INSTRUCTIONS FOR THE TASK: Select, from the material below, each line with "JSON" in it.
──────────────────────────────
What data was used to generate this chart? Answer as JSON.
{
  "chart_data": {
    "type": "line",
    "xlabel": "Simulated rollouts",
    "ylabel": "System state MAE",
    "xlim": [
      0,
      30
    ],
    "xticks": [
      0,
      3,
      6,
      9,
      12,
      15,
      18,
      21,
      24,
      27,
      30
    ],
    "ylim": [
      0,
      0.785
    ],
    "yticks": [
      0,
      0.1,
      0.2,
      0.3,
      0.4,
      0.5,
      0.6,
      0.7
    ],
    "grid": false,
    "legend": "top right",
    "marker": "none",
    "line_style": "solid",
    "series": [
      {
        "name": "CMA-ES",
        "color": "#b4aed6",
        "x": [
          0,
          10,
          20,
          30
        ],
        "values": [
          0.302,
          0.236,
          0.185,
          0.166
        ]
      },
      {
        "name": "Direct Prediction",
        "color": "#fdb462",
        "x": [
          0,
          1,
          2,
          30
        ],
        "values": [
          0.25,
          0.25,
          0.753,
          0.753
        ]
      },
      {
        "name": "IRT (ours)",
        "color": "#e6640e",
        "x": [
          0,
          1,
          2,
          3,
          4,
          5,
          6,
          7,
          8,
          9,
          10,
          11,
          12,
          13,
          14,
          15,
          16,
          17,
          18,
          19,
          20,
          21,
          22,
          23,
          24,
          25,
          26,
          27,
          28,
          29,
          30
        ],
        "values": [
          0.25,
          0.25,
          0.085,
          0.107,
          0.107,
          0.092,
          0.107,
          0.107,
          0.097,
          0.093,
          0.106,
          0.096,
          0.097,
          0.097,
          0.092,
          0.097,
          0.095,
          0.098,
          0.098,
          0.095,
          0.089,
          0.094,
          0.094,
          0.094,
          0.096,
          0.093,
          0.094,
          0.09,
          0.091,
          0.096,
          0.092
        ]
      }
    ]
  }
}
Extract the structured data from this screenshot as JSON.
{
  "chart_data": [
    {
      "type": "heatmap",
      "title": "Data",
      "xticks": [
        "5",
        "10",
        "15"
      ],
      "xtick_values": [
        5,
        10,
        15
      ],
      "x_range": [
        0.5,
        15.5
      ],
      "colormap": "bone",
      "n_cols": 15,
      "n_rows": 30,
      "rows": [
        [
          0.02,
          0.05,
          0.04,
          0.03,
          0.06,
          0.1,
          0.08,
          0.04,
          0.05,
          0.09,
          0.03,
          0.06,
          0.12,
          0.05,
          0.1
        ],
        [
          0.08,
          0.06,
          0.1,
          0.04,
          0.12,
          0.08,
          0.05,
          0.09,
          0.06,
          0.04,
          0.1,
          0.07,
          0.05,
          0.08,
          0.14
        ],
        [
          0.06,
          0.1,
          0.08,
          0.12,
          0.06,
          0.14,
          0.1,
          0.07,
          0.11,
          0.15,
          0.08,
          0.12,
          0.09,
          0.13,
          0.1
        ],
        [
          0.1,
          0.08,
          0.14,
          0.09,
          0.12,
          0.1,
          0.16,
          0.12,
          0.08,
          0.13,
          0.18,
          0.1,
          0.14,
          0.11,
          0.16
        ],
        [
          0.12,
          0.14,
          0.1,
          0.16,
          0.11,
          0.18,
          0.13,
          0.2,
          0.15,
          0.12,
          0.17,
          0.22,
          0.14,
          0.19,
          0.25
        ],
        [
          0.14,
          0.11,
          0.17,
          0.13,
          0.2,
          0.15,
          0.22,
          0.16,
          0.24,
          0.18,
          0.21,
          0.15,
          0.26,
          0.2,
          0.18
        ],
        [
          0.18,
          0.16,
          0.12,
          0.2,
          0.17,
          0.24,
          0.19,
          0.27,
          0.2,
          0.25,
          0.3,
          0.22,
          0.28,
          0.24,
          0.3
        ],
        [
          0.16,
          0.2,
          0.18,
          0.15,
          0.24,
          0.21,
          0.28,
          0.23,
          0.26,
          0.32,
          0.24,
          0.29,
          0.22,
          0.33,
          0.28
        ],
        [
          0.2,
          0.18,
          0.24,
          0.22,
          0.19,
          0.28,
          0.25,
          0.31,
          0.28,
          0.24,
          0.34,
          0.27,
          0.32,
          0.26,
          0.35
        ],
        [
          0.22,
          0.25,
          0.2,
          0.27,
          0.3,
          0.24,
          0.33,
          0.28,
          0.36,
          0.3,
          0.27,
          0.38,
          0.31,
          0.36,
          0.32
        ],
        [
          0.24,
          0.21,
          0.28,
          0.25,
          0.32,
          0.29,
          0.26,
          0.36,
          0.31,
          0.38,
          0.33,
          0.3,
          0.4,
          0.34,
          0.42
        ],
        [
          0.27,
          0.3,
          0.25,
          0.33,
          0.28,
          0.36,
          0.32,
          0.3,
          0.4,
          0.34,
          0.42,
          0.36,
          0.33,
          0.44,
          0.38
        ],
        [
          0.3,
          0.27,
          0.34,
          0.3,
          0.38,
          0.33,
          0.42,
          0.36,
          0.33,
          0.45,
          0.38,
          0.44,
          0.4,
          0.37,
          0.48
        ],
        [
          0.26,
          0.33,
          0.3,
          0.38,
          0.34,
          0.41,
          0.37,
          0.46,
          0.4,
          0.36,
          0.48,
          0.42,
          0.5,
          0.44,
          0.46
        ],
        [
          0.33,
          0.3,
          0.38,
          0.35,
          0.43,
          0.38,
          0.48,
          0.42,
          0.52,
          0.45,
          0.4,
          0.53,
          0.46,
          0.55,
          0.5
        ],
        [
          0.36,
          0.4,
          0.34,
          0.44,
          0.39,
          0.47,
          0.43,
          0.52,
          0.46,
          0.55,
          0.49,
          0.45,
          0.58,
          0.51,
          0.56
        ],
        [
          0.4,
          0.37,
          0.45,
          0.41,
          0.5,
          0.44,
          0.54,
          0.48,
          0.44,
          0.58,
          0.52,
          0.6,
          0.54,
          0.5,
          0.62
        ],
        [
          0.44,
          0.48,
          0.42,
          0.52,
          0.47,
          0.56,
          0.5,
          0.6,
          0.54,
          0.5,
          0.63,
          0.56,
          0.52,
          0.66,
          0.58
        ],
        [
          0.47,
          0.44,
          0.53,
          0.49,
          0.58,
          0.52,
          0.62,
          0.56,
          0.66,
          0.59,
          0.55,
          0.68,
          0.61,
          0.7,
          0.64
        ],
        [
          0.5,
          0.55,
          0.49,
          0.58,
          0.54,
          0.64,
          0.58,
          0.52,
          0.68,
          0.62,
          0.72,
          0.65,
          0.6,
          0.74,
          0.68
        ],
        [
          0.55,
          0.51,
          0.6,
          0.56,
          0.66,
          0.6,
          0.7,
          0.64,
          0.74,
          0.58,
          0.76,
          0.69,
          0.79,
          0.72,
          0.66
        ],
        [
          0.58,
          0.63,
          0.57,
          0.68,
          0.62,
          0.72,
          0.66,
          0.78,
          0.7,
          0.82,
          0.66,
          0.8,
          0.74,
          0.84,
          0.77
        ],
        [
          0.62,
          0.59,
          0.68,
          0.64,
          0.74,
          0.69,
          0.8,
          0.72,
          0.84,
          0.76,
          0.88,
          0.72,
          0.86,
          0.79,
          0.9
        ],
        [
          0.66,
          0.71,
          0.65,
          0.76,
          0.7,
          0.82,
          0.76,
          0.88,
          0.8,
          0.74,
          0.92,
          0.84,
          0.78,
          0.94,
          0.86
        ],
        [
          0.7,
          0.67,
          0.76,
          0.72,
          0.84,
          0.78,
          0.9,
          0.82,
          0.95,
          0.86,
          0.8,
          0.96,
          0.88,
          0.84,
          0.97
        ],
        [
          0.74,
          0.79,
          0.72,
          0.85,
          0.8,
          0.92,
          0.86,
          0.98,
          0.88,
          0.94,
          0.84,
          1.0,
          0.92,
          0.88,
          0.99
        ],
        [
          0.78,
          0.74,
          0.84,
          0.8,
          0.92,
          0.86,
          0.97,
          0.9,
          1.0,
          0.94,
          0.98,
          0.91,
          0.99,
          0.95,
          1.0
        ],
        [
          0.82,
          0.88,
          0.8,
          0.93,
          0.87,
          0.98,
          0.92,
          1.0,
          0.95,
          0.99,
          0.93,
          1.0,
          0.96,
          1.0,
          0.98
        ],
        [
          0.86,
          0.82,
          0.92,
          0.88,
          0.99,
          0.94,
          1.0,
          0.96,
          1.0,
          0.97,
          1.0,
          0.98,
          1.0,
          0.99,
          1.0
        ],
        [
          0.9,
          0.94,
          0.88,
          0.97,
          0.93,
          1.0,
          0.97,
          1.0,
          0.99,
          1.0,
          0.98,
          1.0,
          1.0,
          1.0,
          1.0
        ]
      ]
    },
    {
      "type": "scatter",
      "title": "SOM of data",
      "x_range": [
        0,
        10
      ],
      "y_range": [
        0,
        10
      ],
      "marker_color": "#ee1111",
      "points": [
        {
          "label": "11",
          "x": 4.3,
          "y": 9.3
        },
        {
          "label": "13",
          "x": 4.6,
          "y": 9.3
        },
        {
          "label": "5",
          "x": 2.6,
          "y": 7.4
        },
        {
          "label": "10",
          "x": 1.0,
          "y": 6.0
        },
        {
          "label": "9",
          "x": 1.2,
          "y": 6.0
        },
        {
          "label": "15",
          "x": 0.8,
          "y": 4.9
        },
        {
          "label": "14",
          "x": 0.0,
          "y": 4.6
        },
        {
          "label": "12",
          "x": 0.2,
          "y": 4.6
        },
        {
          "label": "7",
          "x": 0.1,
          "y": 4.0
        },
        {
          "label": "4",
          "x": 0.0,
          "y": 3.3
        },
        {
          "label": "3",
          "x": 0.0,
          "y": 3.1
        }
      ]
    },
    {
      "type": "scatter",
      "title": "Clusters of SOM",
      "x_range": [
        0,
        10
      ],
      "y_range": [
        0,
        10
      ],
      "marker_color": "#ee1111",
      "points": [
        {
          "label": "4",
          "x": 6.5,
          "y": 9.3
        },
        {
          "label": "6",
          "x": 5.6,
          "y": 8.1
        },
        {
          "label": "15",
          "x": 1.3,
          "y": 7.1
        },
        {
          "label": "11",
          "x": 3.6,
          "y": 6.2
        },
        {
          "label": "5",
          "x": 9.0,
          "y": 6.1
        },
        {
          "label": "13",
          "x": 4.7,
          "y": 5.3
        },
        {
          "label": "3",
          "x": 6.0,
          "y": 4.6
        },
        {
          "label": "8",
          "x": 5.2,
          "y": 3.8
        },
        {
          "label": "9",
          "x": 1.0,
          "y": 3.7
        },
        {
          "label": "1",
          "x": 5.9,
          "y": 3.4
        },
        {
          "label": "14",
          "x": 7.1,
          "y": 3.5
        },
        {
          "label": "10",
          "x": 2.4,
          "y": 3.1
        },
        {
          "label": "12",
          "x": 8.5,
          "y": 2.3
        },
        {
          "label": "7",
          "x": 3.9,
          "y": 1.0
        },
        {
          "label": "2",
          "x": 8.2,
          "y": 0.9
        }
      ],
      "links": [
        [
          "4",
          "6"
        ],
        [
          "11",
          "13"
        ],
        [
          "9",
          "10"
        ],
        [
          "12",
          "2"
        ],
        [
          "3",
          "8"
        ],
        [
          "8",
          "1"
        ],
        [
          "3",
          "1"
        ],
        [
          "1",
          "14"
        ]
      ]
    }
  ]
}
──────────────────────────────
RESPONSE TO THE TASK:
What data was used to generate this chart? Answer as JSON.
Extract the structured data from this screenshot as JSON.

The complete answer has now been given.